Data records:
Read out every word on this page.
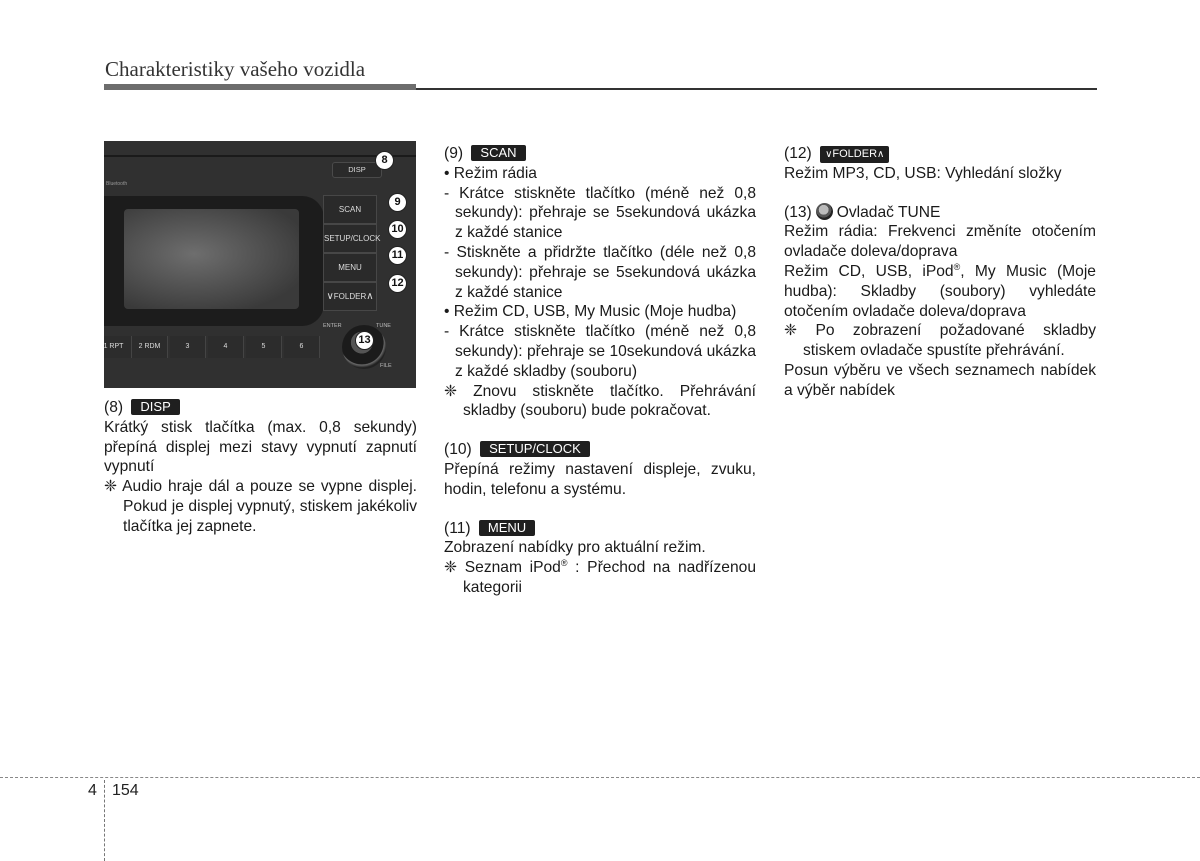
Charakteristiky vašeho vozidla
DISP
8
Bluetooth
SCAN
SETUP/CLOCK
MENU
∨FOLDER∧
9
10
11
12
ENTER	TUNE
1 RPT	2 RDM	3	4	5	6
13
FILE

(8) DISP

Krátký stisk tlačítka (max. 0,8 sekundy) přepíná displej mezi stavy vypnutí zapnutí vypnutí

❈ Audio hraje dál a pouze se vypne displej. Pokud je displej vypnutý, stiskem jakékoliv tlačítka jej zapnete.

(9) SCAN

• Režim rádia

- Krátce stiskněte tlačítko (méně než 0,8 sekundy): přehraje se 5sekundová ukázka z každé stanice

- Stiskněte a přidržte tlačítko (déle než 0,8 sekundy): přehraje se 5sekundová ukázka z každé stanice

• Režim CD, USB, My Music (Moje hudba)

- Krátce stiskněte tlačítko (méně než 0,8 sekundy): přehraje se 10sekundová ukázka z každé skladby (souboru)

❈ Znovu stiskněte tlačítko. Přehrávání skladby (souboru) bude pokračovat.

(10) SETUP/CLOCK

Přepíná režimy nastavení displeje, zvuku, hodin, telefonu a systému.

(11) MENU

Zobrazení nabídky pro aktuální režim.

❈ Seznam iPod® : Přechod na nadřízenou kategorii

(12) ∨FOLDER∧

Režim MP3, CD, USB: Vyhledání složky

(13) Ovladač TUNE

Režim rádia: Frekvenci změníte otočením ovladače doleva/doprava

Režim CD, USB, iPod®, My Music (Moje hudba): Skladby (soubory) vyhledáte otočením ovladače doleva/doprava

❈ Po zobrazení požadované skladby stiskem ovladače spustíte přehrávání.

Posun výběru ve všech seznamech nabídek a výběr nabídek

4 154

__TASK GOAL__
Copy the records exactly. Skip the pictures.

__SOLUTION FOR THIS PROBLEM__
Read out every word on this page.
Charakteristiky vašeho vozidla
DISP
8
Bluetooth
SCAN
SETUP/CLOCK
MENU
∨FOLDER∧
9
10
11
12
ENTER	TUNE
1 RPT	2 RDM	3	4	5	6
13
FILE

(8) DISP

Krátký stisk tlačítka (max. 0,8 sekundy) přepíná displej mezi stavy vypnutí zapnutí vypnutí

❈ Audio hraje dál a pouze se vypne displej. Pokud je displej vypnutý, stiskem jakékoliv tlačítka jej zapnete.

(9) SCAN

• Režim rádia

- Krátce stiskněte tlačítko (méně než 0,8 sekundy): přehraje se 5sekundová ukázka z každé stanice

- Stiskněte a přidržte tlačítko (déle než 0,8 sekundy): přehraje se 5sekundová ukázka z každé stanice

• Režim CD, USB, My Music (Moje hudba)

- Krátce stiskněte tlačítko (méně než 0,8 sekundy): přehraje se 10sekundová ukázka z každé skladby (souboru)

❈ Znovu stiskněte tlačítko. Přehrávání skladby (souboru) bude pokračovat.

(10) SETUP/CLOCK

Přepíná režimy nastavení displeje, zvuku, hodin, telefonu a systému.

(11) MENU

Zobrazení nabídky pro aktuální režim.

❈ Seznam iPod® : Přechod na nadřízenou kategorii

(12) ∨FOLDER∧

Režim MP3, CD, USB: Vyhledání složky

(13) Ovladač TUNE

Režim rádia: Frekvenci změníte otočením ovladače doleva/doprava

Režim CD, USB, iPod®, My Music (Moje hudba): Skladby (soubory) vyhledáte otočením ovladače doleva/doprava

❈ Po zobrazení požadované skladby stiskem ovladače spustíte přehrávání.

Posun výběru ve všech seznamech nabídek a výběr nabídek

4 154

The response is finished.